■ Data excerpts:
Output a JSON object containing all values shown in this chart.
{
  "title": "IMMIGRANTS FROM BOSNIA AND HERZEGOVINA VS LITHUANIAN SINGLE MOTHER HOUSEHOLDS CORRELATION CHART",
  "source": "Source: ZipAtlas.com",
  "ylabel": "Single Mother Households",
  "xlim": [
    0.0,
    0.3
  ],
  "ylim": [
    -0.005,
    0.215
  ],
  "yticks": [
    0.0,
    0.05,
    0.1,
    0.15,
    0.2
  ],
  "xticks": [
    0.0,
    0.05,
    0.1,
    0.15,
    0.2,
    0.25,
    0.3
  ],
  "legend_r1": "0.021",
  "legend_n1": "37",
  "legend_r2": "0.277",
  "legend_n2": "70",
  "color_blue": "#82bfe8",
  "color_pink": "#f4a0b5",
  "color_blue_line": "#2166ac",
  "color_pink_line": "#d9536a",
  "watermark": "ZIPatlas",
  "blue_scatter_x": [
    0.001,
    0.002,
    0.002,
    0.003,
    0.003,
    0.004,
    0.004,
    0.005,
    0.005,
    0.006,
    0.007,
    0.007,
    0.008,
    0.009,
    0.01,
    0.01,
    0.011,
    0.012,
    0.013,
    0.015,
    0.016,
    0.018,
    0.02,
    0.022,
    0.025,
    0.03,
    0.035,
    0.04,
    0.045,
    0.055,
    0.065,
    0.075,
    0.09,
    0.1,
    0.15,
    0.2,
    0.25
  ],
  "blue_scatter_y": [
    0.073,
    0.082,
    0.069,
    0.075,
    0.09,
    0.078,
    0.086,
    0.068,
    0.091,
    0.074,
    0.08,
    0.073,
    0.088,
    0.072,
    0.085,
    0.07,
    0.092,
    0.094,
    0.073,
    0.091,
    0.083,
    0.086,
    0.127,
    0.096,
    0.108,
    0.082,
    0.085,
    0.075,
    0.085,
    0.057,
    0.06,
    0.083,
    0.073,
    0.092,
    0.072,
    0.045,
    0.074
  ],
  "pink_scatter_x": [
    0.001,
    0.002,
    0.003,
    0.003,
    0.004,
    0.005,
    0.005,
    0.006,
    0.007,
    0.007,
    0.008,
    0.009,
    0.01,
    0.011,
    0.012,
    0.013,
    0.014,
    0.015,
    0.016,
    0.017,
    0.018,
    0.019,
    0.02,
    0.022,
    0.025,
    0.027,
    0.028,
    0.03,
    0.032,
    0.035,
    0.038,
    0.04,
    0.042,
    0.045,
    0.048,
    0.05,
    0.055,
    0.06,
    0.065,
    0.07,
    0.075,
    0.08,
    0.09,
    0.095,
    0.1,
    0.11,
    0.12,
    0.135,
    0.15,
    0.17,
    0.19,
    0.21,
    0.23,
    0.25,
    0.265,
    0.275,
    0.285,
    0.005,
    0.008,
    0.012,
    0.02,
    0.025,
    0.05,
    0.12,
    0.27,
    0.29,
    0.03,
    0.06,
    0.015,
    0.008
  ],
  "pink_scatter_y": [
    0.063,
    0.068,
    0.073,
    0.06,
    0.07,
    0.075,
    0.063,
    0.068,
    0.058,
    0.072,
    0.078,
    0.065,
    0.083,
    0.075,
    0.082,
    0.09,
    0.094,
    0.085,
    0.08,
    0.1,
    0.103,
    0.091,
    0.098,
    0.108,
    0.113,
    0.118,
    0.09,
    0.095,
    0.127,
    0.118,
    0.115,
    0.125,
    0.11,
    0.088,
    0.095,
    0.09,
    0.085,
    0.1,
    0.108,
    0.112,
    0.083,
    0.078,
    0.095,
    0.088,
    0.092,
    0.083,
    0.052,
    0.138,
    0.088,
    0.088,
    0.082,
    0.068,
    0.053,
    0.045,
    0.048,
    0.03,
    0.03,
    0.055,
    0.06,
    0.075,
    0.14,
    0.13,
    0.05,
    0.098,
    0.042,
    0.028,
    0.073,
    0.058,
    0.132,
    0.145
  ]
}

--

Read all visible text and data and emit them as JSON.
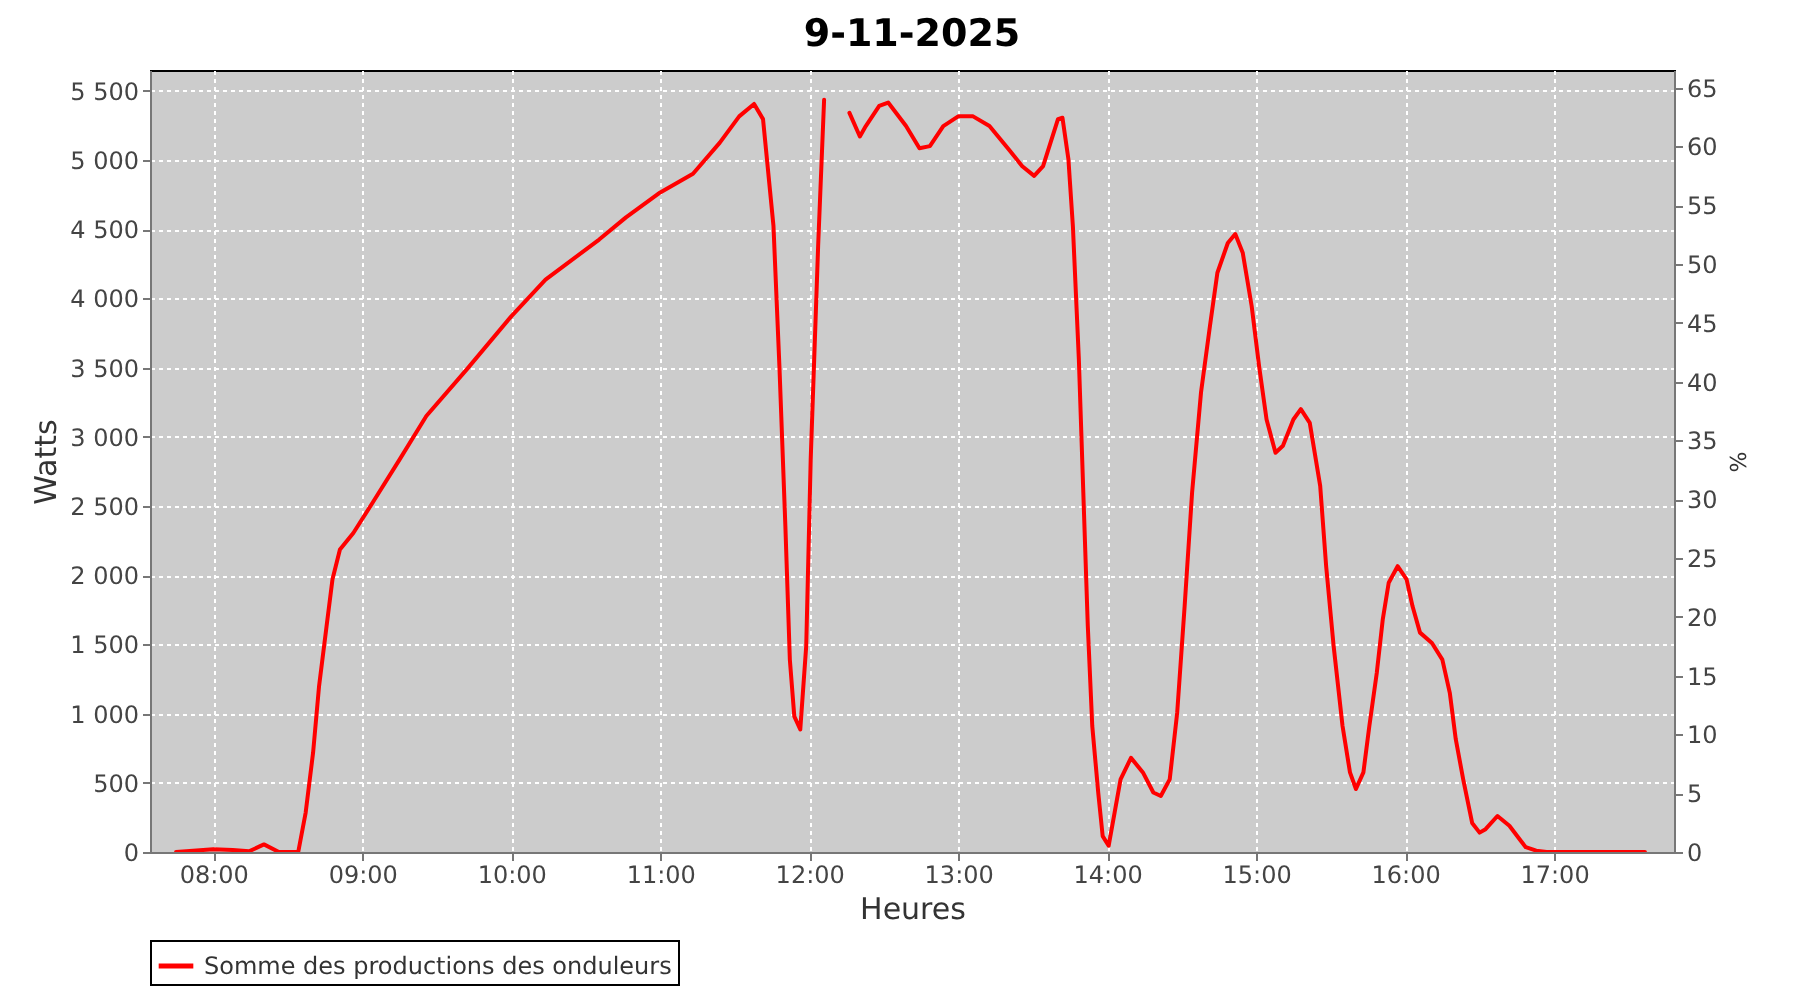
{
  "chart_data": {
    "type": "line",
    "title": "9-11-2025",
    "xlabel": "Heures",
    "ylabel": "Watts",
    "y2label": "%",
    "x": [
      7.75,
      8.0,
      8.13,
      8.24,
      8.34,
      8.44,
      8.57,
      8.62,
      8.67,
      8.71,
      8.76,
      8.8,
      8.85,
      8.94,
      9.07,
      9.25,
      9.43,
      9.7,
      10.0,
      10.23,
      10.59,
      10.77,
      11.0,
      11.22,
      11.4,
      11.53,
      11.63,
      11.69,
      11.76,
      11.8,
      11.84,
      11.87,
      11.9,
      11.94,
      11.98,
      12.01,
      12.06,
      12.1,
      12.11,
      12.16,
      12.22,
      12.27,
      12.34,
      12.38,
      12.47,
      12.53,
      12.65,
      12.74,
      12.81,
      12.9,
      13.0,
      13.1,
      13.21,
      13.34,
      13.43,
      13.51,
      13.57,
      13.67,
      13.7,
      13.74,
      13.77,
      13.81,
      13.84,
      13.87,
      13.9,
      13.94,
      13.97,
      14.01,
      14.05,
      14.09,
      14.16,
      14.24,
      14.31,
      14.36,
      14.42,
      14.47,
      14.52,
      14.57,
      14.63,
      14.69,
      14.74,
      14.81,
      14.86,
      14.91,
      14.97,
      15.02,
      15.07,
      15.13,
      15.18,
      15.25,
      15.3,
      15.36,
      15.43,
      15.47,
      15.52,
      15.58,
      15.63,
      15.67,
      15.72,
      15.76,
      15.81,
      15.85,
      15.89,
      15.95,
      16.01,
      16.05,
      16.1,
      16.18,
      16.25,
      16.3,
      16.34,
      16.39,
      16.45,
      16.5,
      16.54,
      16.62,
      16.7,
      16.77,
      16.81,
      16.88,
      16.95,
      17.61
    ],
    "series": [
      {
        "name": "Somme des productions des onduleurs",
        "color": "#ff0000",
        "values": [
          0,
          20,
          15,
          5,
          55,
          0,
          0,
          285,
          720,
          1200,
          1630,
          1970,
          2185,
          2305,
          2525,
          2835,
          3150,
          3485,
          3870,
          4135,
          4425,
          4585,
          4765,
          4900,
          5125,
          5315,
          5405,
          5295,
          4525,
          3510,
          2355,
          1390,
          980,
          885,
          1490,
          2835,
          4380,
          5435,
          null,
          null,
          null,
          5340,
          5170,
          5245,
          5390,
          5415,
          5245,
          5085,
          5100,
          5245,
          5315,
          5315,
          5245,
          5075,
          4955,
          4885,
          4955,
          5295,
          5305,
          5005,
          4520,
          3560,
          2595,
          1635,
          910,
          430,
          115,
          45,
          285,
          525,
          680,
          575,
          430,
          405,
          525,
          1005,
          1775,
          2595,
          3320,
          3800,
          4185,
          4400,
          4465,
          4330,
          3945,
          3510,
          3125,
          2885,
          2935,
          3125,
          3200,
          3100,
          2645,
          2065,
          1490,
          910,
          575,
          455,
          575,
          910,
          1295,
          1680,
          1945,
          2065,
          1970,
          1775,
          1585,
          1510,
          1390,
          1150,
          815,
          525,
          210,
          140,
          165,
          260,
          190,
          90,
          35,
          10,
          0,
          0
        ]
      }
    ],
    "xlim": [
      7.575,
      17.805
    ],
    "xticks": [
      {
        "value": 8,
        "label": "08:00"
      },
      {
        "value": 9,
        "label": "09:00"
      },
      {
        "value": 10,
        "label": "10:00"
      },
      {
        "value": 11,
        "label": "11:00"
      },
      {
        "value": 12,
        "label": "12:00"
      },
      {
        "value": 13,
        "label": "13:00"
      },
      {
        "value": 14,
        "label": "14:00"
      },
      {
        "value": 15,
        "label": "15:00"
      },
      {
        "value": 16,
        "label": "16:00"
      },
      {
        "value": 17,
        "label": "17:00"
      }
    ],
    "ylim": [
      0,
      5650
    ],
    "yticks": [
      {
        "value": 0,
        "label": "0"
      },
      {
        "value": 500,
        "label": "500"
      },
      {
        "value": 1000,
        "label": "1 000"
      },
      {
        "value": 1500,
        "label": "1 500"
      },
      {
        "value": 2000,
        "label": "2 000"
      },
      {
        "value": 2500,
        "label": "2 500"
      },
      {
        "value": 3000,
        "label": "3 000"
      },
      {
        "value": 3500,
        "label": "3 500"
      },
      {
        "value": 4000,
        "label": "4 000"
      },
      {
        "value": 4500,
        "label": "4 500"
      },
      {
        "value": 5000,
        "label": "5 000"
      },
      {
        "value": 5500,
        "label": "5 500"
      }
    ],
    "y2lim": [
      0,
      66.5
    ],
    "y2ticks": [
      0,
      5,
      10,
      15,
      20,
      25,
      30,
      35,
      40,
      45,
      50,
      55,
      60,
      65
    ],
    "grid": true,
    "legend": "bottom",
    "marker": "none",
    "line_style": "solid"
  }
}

■ Required task:
Gather each line from the entries above that includes the word "ylabel".

■ Answer to the exercise:
  "ylabel": "Single Mother Households",
    "ylabel": "Watts",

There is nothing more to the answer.